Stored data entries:
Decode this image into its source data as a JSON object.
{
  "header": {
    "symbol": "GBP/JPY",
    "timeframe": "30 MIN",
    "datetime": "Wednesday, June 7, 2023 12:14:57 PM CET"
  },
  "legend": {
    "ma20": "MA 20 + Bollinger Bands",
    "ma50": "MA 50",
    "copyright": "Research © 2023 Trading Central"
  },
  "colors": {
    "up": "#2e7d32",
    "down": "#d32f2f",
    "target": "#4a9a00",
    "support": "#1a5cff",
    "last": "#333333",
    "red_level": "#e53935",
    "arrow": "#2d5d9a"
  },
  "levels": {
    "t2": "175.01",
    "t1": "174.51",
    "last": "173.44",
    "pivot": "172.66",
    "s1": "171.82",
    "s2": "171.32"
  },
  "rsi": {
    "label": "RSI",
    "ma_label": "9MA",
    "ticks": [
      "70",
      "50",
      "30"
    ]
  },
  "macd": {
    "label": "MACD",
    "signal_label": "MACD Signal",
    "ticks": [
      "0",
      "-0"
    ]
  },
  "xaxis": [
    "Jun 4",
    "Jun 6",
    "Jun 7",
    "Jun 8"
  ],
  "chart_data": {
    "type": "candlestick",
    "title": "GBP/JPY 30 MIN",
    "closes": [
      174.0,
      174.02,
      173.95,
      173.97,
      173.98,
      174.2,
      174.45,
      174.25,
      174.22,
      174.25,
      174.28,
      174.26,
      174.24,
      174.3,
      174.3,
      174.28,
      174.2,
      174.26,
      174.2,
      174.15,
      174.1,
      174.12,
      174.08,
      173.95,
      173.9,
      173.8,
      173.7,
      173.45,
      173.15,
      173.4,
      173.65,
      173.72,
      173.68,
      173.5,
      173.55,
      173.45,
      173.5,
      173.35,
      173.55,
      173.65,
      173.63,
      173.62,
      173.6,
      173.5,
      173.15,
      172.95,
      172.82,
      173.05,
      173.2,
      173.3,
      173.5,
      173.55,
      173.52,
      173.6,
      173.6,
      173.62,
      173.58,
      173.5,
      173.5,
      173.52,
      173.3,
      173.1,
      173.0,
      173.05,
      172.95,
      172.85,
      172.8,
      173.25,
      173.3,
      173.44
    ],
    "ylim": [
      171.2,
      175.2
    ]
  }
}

| Task |
Write out the entries above word for word.

| Solution |
Decode this image into its source data as a JSON object.
{
  "header": {
    "symbol": "GBP/JPY",
    "timeframe": "30 MIN",
    "datetime": "Wednesday, June 7, 2023 12:14:57 PM CET"
  },
  "legend": {
    "ma20": "MA 20 + Bollinger Bands",
    "ma50": "MA 50",
    "copyright": "Research © 2023 Trading Central"
  },
  "colors": {
    "up": "#2e7d32",
    "down": "#d32f2f",
    "target": "#4a9a00",
    "support": "#1a5cff",
    "last": "#333333",
    "red_level": "#e53935",
    "arrow": "#2d5d9a"
  },
  "levels": {
    "t2": "175.01",
    "t1": "174.51",
    "last": "173.44",
    "pivot": "172.66",
    "s1": "171.82",
    "s2": "171.32"
  },
  "rsi": {
    "label": "RSI",
    "ma_label": "9MA",
    "ticks": [
      "70",
      "50",
      "30"
    ]
  },
  "macd": {
    "label": "MACD",
    "signal_label": "MACD Signal",
    "ticks": [
      "0",
      "-0"
    ]
  },
  "xaxis": [
    "Jun 4",
    "Jun 6",
    "Jun 7",
    "Jun 8"
  ],
  "chart_data": {
    "type": "candlestick",
    "title": "GBP/JPY 30 MIN",
    "closes": [
      174.0,
      174.02,
      173.95,
      173.97,
      173.98,
      174.2,
      174.45,
      174.25,
      174.22,
      174.25,
      174.28,
      174.26,
      174.24,
      174.3,
      174.3,
      174.28,
      174.2,
      174.26,
      174.2,
      174.15,
      174.1,
      174.12,
      174.08,
      173.95,
      173.9,
      173.8,
      173.7,
      173.45,
      173.15,
      173.4,
      173.65,
      173.72,
      173.68,
      173.5,
      173.55,
      173.45,
      173.5,
      173.35,
      173.55,
      173.65,
      173.63,
      173.62,
      173.6,
      173.5,
      173.15,
      172.95,
      172.82,
      173.05,
      173.2,
      173.3,
      173.5,
      173.55,
      173.52,
      173.6,
      173.6,
      173.62,
      173.58,
      173.5,
      173.5,
      173.52,
      173.3,
      173.1,
      173.0,
      173.05,
      172.95,
      172.85,
      172.8,
      173.25,
      173.3,
      173.44
    ],
    "ylim": [
      171.2,
      175.2
    ]
  }
}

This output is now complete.